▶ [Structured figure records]
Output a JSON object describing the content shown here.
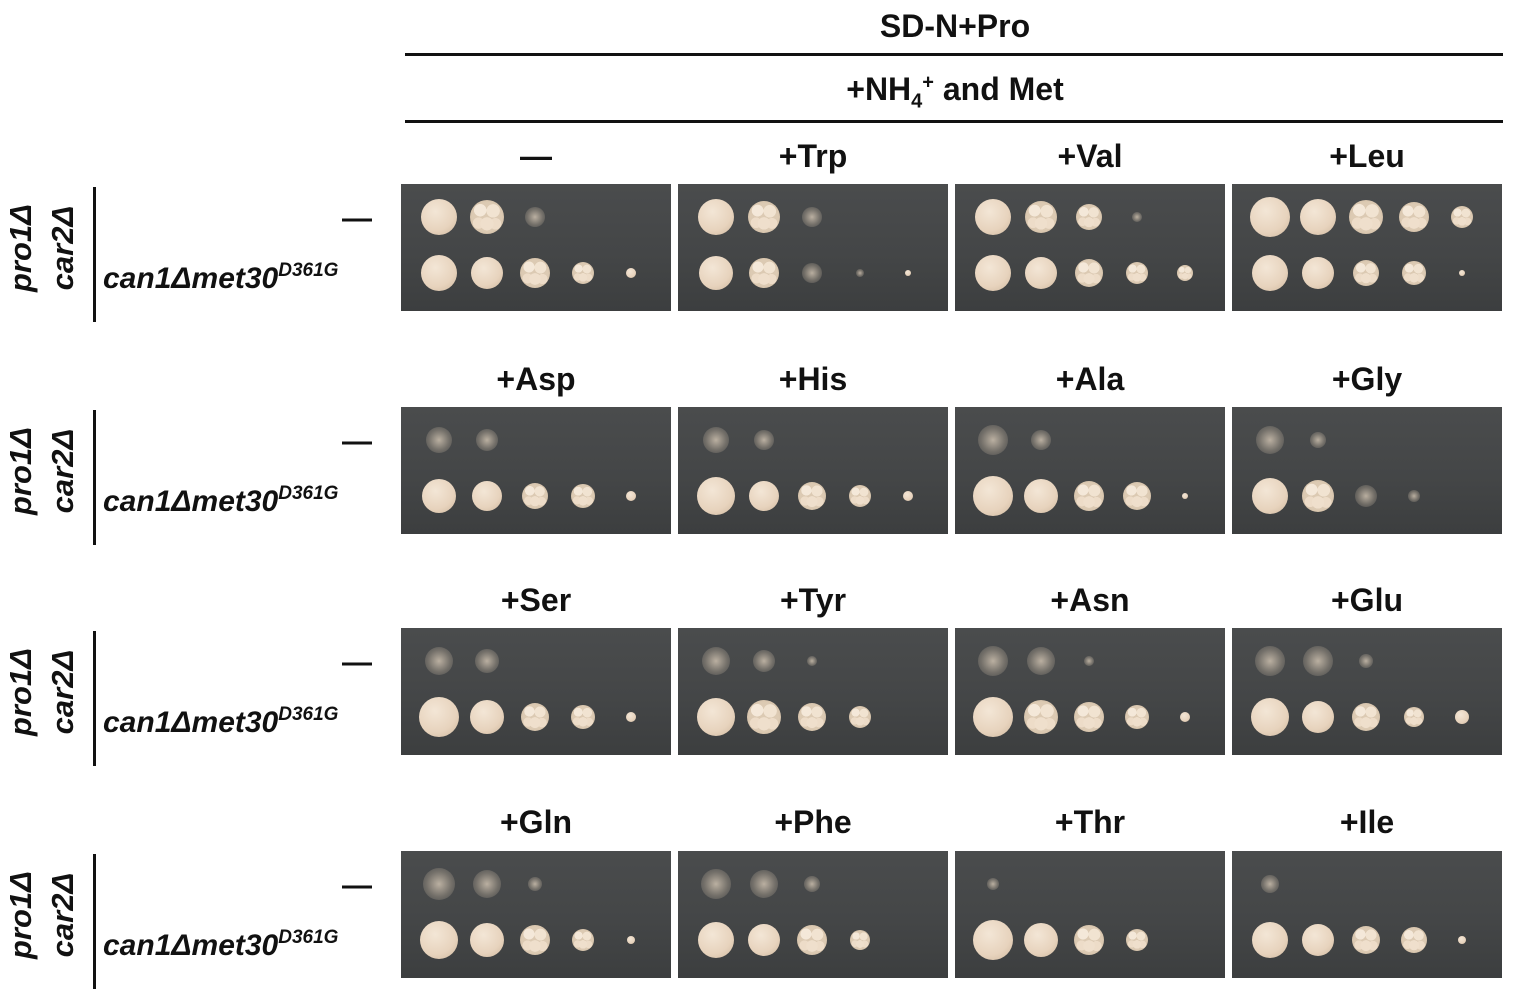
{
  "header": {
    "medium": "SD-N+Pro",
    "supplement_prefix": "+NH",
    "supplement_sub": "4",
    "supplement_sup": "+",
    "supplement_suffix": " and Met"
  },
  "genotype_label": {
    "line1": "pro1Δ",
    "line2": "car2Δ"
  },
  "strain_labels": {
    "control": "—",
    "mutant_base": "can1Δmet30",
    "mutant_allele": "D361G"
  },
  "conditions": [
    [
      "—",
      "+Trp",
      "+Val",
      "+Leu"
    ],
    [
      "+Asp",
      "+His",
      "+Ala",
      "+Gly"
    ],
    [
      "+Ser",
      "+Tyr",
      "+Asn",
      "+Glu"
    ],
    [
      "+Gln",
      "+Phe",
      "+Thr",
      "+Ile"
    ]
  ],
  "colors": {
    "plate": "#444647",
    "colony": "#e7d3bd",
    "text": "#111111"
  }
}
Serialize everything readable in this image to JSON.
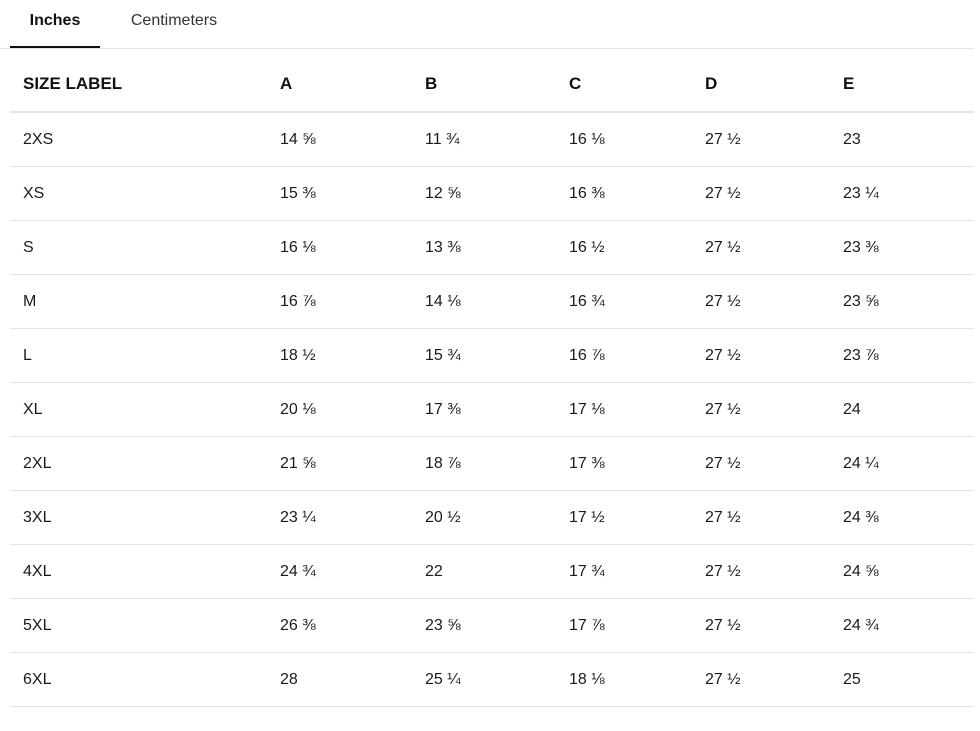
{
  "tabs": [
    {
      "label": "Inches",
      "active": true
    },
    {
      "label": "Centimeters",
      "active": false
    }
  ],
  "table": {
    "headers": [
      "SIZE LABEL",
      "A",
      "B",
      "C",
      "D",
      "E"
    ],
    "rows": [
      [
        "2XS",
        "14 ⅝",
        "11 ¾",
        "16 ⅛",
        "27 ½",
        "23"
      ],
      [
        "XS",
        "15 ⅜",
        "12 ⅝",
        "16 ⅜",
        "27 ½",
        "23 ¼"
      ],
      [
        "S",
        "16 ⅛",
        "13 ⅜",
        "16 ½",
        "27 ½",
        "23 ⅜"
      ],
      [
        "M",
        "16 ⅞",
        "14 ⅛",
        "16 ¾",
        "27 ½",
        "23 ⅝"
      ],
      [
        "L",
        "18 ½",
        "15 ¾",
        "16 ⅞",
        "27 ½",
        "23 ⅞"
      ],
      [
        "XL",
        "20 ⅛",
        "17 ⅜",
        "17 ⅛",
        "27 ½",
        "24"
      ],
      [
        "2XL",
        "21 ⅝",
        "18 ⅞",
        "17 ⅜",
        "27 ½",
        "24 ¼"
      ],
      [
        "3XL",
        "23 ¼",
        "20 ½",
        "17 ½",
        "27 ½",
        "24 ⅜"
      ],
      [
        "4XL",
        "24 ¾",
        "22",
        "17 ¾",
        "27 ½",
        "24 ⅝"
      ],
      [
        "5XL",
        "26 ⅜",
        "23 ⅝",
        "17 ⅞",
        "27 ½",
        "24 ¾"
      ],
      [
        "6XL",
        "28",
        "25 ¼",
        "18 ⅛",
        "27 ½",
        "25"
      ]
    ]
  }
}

▶ [Exercise objective]
Give every line of the material that includes the string "JSON".

▶ [Problem solution]
Output a JSON object describing the content shown here.
Serialize everything readable in this image to JSON.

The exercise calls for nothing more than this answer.